Write the data out again, character for character, with no images.

+---+

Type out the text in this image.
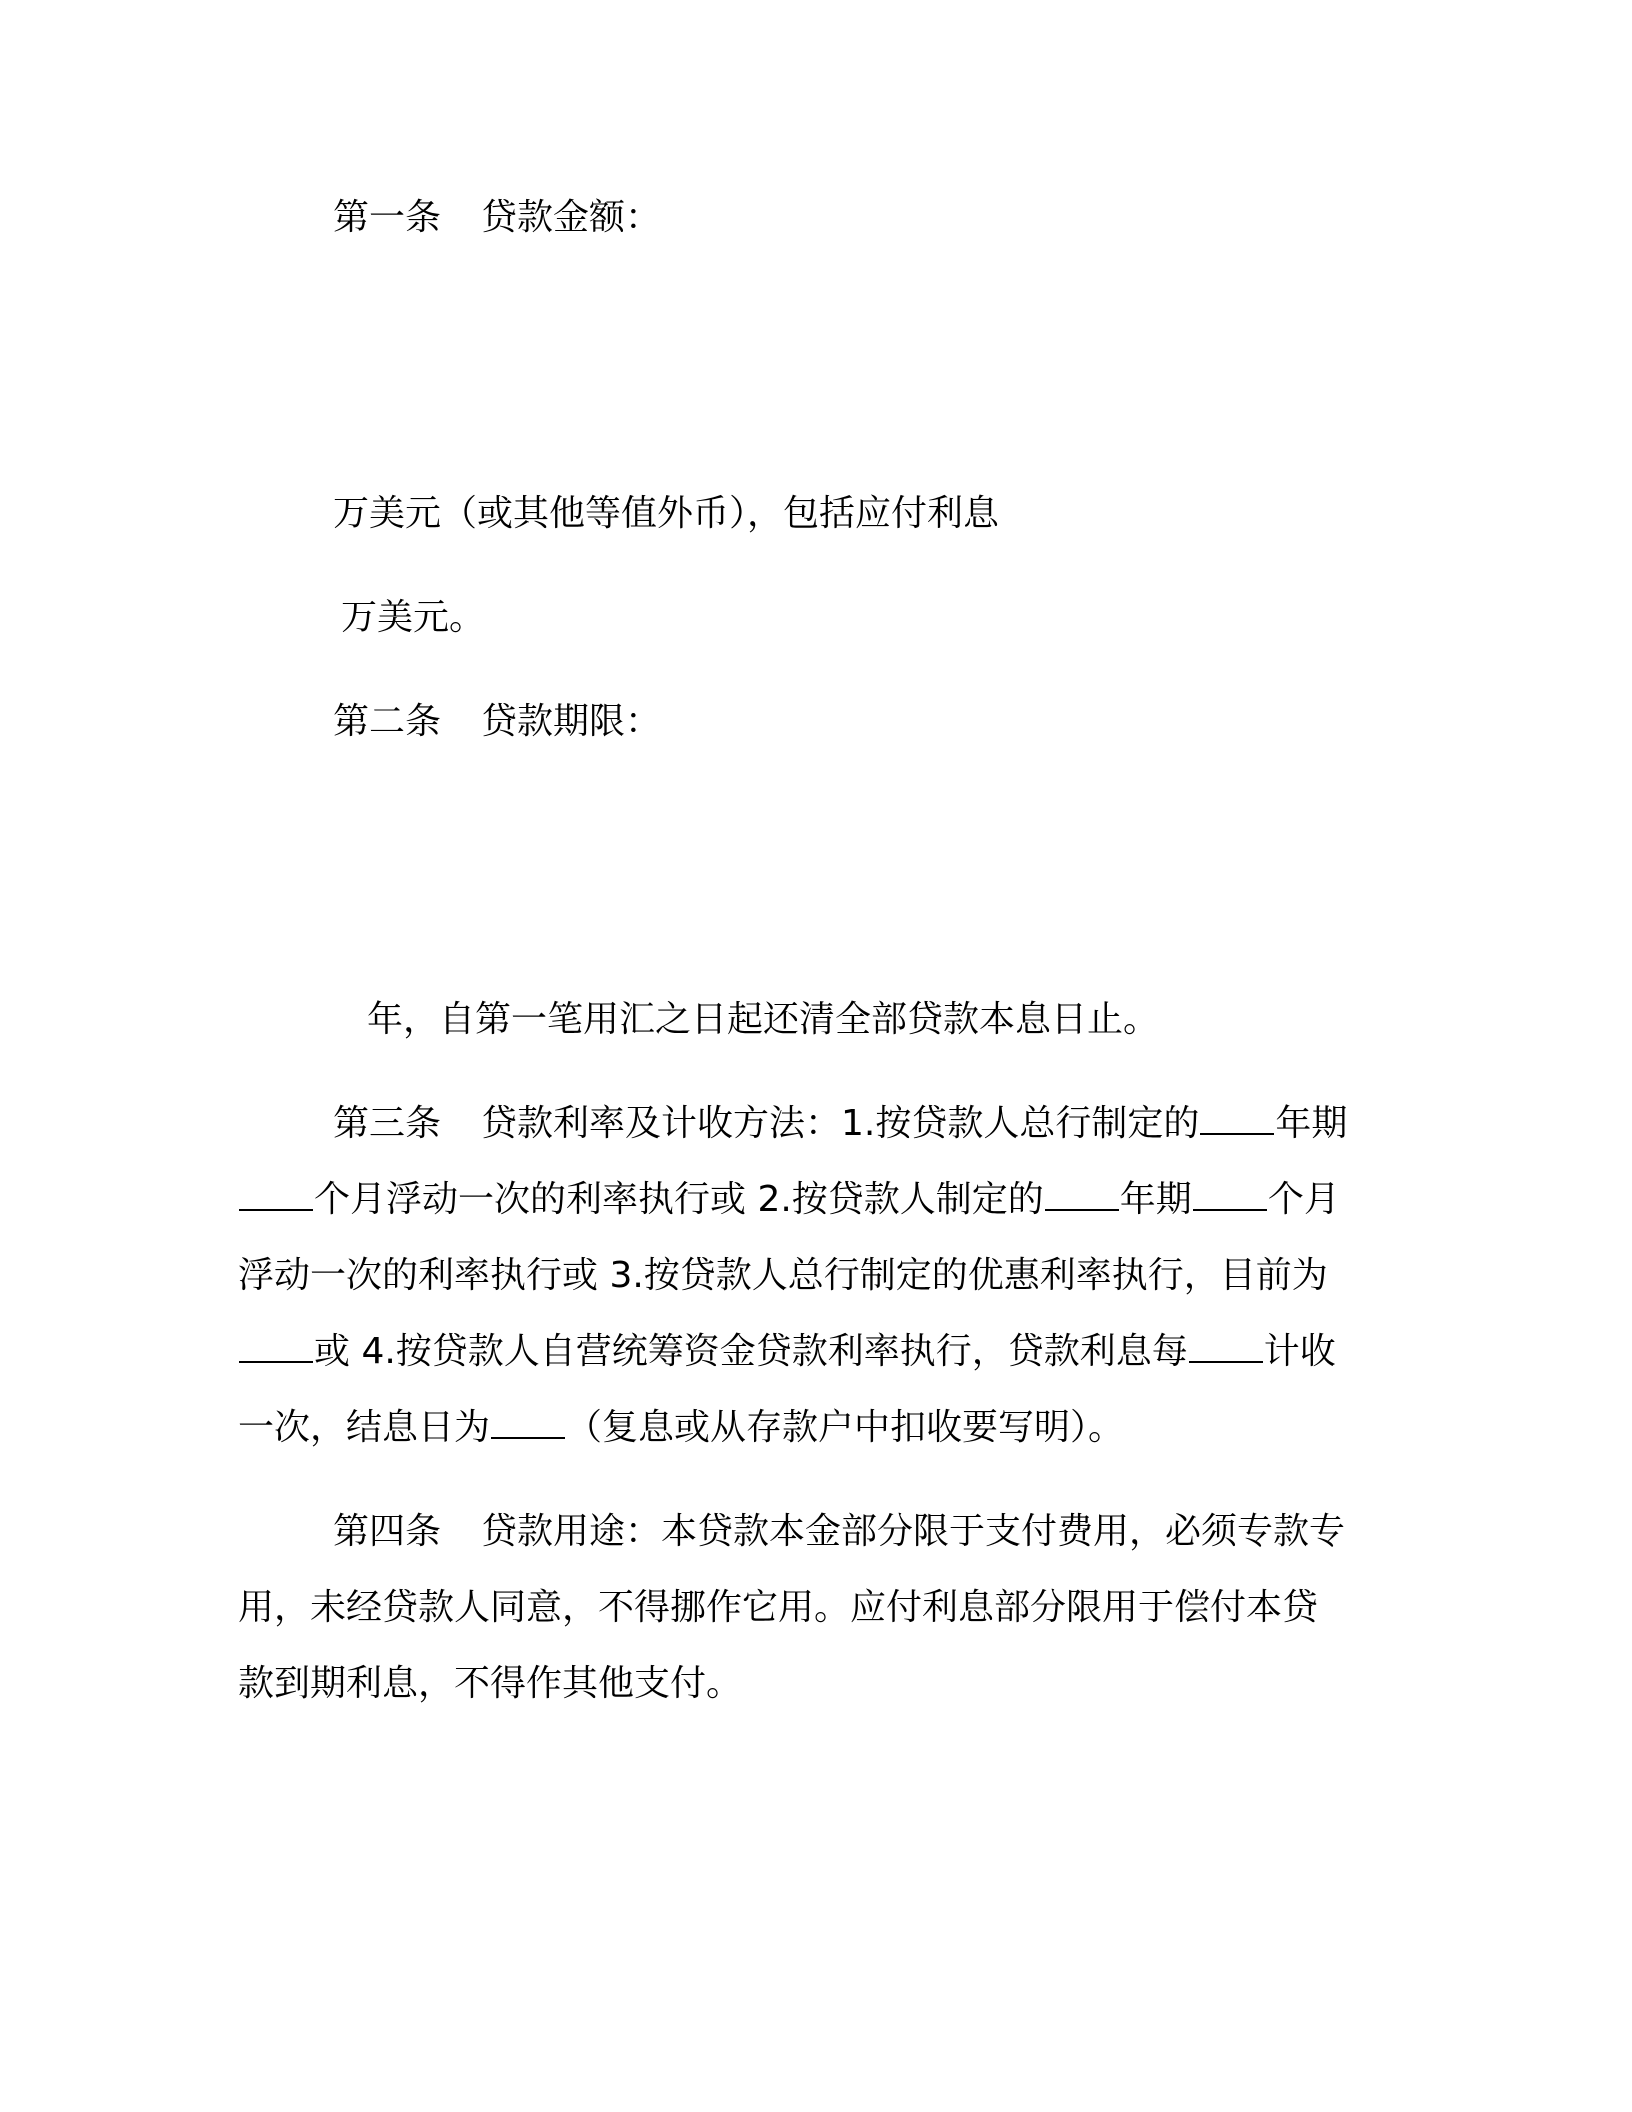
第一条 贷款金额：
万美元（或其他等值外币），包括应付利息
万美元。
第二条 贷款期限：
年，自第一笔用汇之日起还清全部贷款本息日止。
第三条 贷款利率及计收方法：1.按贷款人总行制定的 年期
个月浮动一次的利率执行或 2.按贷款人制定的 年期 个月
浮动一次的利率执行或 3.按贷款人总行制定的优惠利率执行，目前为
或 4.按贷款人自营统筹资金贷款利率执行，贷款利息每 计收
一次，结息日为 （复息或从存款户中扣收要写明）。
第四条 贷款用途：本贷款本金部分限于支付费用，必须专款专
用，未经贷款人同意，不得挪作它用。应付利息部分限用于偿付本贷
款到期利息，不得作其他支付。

+---+

SOLUTION TO THE PROBLEM
Type out the text in this image.
第一条 贷款金额：
万美元（或其他等值外币），包括应付利息
万美元。
第二条 贷款期限：
年，自第一笔用汇之日起还清全部贷款本息日止。
第三条 贷款利率及计收方法：1.按贷款人总行制定的 年期
个月浮动一次的利率执行或 2.按贷款人制定的 年期 个月
浮动一次的利率执行或 3.按贷款人总行制定的优惠利率执行，目前为
或 4.按贷款人自营统筹资金贷款利率执行，贷款利息每 计收
一次，结息日为 （复息或从存款户中扣收要写明）。
第四条 贷款用途：本贷款本金部分限于支付费用，必须专款专
用，未经贷款人同意，不得挪作它用。应付利息部分限用于偿付本贷
款到期利息，不得作其他支付。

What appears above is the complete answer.